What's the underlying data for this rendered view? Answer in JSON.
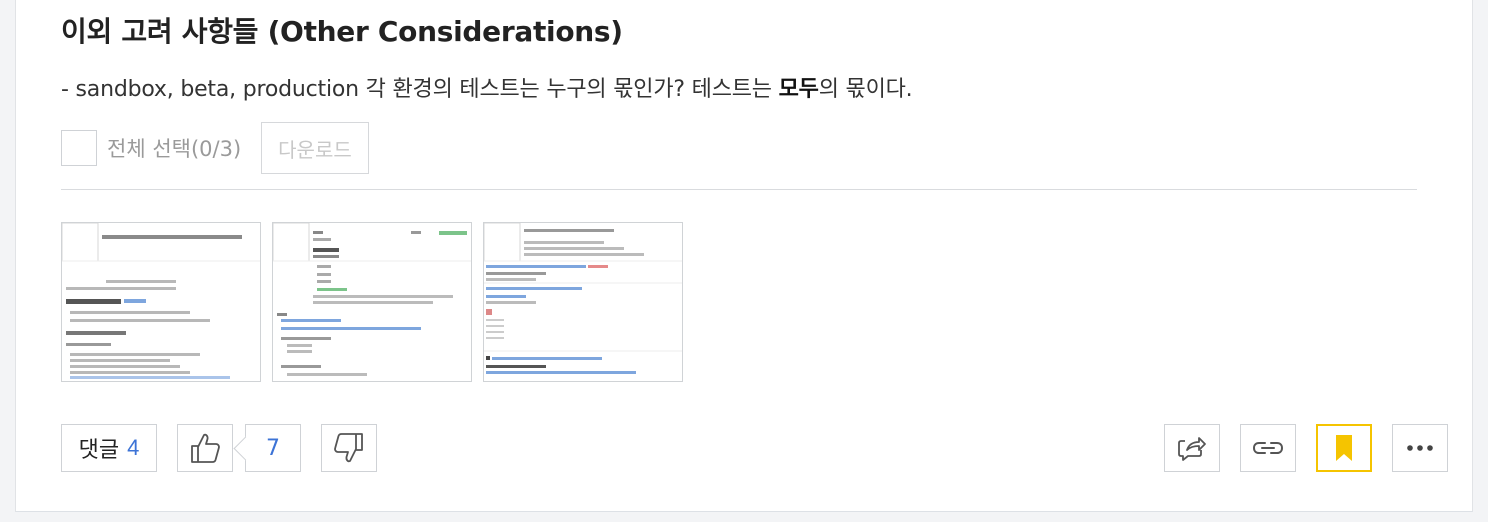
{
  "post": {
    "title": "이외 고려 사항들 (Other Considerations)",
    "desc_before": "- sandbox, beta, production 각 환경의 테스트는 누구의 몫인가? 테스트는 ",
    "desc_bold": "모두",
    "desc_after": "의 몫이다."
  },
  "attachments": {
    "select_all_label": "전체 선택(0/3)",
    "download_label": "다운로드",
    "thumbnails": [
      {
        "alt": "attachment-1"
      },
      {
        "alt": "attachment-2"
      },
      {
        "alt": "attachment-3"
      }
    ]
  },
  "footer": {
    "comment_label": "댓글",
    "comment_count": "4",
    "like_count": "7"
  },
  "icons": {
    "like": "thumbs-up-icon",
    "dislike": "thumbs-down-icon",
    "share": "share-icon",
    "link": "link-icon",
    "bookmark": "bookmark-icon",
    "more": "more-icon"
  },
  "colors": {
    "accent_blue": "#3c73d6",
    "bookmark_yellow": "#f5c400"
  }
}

★ ★ ★ ★

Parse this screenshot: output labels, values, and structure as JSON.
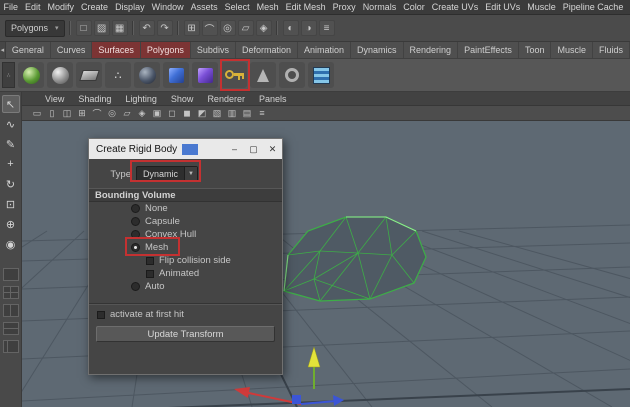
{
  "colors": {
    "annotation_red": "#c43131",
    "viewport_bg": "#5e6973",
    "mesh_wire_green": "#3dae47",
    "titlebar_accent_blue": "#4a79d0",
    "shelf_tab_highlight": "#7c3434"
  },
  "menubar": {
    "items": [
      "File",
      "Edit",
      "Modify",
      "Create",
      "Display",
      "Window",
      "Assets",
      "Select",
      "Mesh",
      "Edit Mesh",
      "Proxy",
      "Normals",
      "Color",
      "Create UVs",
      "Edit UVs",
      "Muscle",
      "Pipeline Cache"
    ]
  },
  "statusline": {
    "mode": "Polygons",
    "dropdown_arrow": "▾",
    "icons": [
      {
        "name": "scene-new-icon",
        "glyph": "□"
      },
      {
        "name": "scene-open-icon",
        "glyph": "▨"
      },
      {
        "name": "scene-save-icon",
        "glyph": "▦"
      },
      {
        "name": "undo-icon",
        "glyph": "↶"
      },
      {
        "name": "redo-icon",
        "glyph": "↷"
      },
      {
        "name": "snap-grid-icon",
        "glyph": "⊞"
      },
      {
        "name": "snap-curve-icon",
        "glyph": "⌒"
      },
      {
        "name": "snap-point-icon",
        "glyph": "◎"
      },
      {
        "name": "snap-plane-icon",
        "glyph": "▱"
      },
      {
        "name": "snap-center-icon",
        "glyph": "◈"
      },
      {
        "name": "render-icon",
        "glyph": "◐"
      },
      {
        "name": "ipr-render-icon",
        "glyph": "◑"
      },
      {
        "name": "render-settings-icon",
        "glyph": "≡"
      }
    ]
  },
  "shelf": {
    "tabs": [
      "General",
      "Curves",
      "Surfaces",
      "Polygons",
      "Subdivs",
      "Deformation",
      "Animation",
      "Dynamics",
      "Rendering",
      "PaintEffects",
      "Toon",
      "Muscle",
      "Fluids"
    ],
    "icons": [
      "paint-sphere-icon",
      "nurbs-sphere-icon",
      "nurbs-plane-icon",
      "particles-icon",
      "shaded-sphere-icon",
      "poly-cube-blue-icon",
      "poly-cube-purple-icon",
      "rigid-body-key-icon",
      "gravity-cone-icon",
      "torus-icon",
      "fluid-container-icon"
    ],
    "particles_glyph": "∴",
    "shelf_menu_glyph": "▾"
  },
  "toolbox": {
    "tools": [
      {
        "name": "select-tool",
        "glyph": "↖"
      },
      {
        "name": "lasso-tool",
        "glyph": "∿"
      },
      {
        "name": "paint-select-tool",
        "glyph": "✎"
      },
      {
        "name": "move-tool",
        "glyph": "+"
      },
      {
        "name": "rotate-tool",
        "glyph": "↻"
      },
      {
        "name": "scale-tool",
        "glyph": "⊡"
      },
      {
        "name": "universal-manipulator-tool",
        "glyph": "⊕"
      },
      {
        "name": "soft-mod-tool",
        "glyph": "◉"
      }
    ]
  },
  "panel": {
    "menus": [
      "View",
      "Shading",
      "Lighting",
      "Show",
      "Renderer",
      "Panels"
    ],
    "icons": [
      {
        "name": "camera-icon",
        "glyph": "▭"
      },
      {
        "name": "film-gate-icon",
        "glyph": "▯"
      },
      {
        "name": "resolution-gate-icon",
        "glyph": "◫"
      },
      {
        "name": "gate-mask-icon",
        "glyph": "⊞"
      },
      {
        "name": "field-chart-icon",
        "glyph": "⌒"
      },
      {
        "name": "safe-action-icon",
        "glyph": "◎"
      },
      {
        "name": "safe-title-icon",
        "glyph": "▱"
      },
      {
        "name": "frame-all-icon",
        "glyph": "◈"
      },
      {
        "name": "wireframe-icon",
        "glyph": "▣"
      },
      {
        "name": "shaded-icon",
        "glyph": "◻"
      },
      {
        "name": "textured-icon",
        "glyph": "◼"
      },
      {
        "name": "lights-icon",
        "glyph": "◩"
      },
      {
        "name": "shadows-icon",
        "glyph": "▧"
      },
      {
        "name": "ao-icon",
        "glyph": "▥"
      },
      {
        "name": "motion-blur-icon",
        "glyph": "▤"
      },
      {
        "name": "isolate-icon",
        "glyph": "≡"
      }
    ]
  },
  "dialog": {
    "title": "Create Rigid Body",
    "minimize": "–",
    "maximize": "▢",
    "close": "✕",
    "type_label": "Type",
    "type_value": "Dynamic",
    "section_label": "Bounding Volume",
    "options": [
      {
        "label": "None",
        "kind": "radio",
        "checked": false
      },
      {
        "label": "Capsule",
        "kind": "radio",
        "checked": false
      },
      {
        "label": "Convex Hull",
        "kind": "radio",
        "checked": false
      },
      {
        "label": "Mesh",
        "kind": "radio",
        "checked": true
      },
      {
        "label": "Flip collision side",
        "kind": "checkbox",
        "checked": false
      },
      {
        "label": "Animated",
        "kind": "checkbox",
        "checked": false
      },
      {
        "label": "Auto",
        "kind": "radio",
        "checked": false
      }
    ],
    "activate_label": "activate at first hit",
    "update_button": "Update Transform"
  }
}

★ ★ ★ ★

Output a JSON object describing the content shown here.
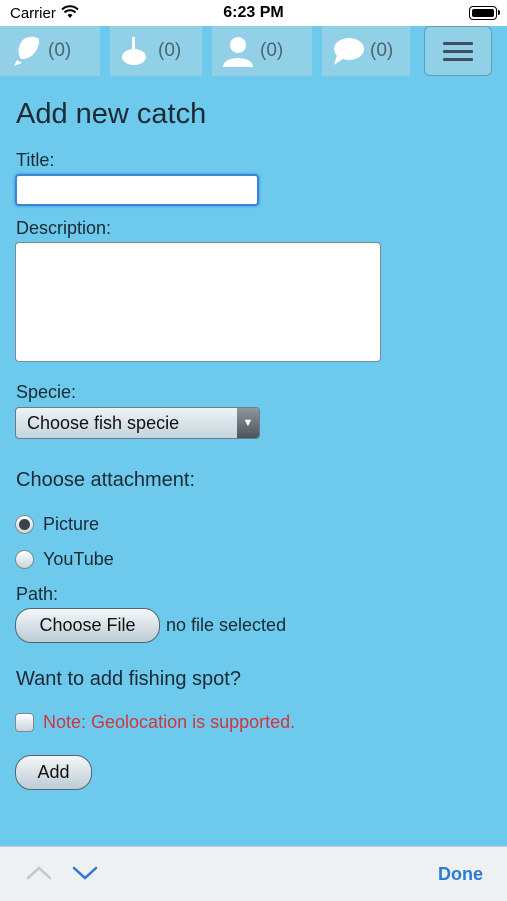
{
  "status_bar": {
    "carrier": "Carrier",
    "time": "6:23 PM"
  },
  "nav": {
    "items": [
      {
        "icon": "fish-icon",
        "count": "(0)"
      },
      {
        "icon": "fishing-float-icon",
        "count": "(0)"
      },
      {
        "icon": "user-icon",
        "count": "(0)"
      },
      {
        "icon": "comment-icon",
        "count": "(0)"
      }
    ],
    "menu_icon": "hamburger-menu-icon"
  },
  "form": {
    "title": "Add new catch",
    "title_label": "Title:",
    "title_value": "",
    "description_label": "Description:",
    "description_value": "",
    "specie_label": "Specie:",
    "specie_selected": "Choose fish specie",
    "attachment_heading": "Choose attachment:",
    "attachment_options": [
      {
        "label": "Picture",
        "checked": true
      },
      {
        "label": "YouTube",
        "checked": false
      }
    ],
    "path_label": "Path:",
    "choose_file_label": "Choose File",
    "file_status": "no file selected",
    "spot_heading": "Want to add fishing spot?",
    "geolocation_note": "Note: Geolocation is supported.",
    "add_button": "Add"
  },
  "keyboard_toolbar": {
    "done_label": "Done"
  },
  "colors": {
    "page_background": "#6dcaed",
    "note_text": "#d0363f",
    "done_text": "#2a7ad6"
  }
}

★ ★ ★ ★

Directions: In the material above, show every line where the word "scene" turns up.

Response for this exercise:
        "name": "scene-new-icon",
        "name": "scene-open-icon",
        "name": "scene-save-icon",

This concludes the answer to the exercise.